+++ INPUT ROWS +++

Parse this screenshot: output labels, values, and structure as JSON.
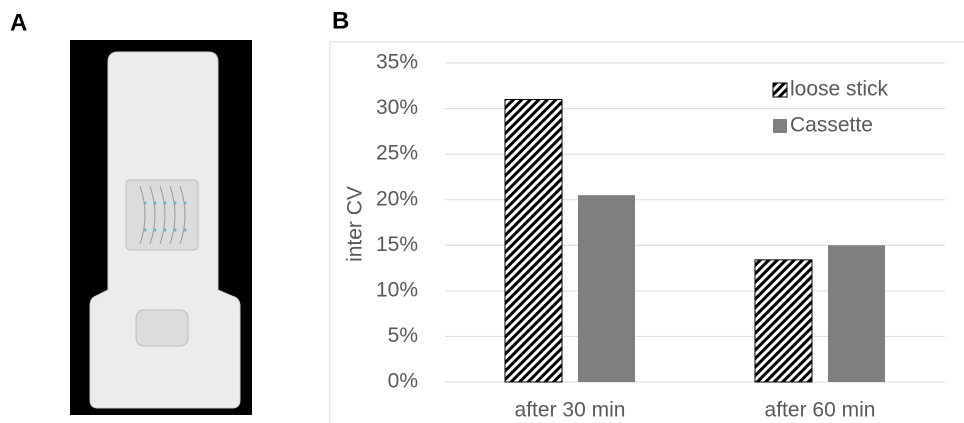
{
  "panel_labels": [
    "A",
    "B"
  ],
  "chart_data": {
    "type": "bar",
    "ylabel": "inter CV",
    "categories": [
      "after 30 min",
      "after 60 min"
    ],
    "series": [
      {
        "name": "loose stick",
        "color": "#000000",
        "pattern": "hatch",
        "values": [
          31,
          13.4
        ]
      },
      {
        "name": "Cassette",
        "color": "#7f7f7f",
        "values": [
          20.5,
          15
        ]
      }
    ],
    "ylim": [
      0,
      35
    ],
    "yticks": [
      {
        "value": 0,
        "label": "0%"
      },
      {
        "value": 5,
        "label": "5%"
      },
      {
        "value": 10,
        "label": "10%"
      },
      {
        "value": 15,
        "label": "15%"
      },
      {
        "value": 20,
        "label": "20%"
      },
      {
        "value": 25,
        "label": "25%"
      },
      {
        "value": 30,
        "label": "30%"
      },
      {
        "value": 35,
        "label": "35%"
      }
    ],
    "grid": true,
    "legend": "top-right"
  }
}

+++

__SHORT EXERCISE__
Write the entries above out again exactly, but not the pictures.

__THE RESULT__
Parse this screenshot: output labels, values, and structure as JSON.
{
  "panel_labels": [
    "A",
    "B"
  ],
  "chart_data": {
    "type": "bar",
    "ylabel": "inter CV",
    "categories": [
      "after 30 min",
      "after 60 min"
    ],
    "series": [
      {
        "name": "loose stick",
        "color": "#000000",
        "pattern": "hatch",
        "values": [
          31,
          13.4
        ]
      },
      {
        "name": "Cassette",
        "color": "#7f7f7f",
        "values": [
          20.5,
          15
        ]
      }
    ],
    "ylim": [
      0,
      35
    ],
    "yticks": [
      {
        "value": 0,
        "label": "0%"
      },
      {
        "value": 5,
        "label": "5%"
      },
      {
        "value": 10,
        "label": "10%"
      },
      {
        "value": 15,
        "label": "15%"
      },
      {
        "value": 20,
        "label": "20%"
      },
      {
        "value": 25,
        "label": "25%"
      },
      {
        "value": 30,
        "label": "30%"
      },
      {
        "value": 35,
        "label": "35%"
      }
    ],
    "grid": true,
    "legend": "top-right"
  }
}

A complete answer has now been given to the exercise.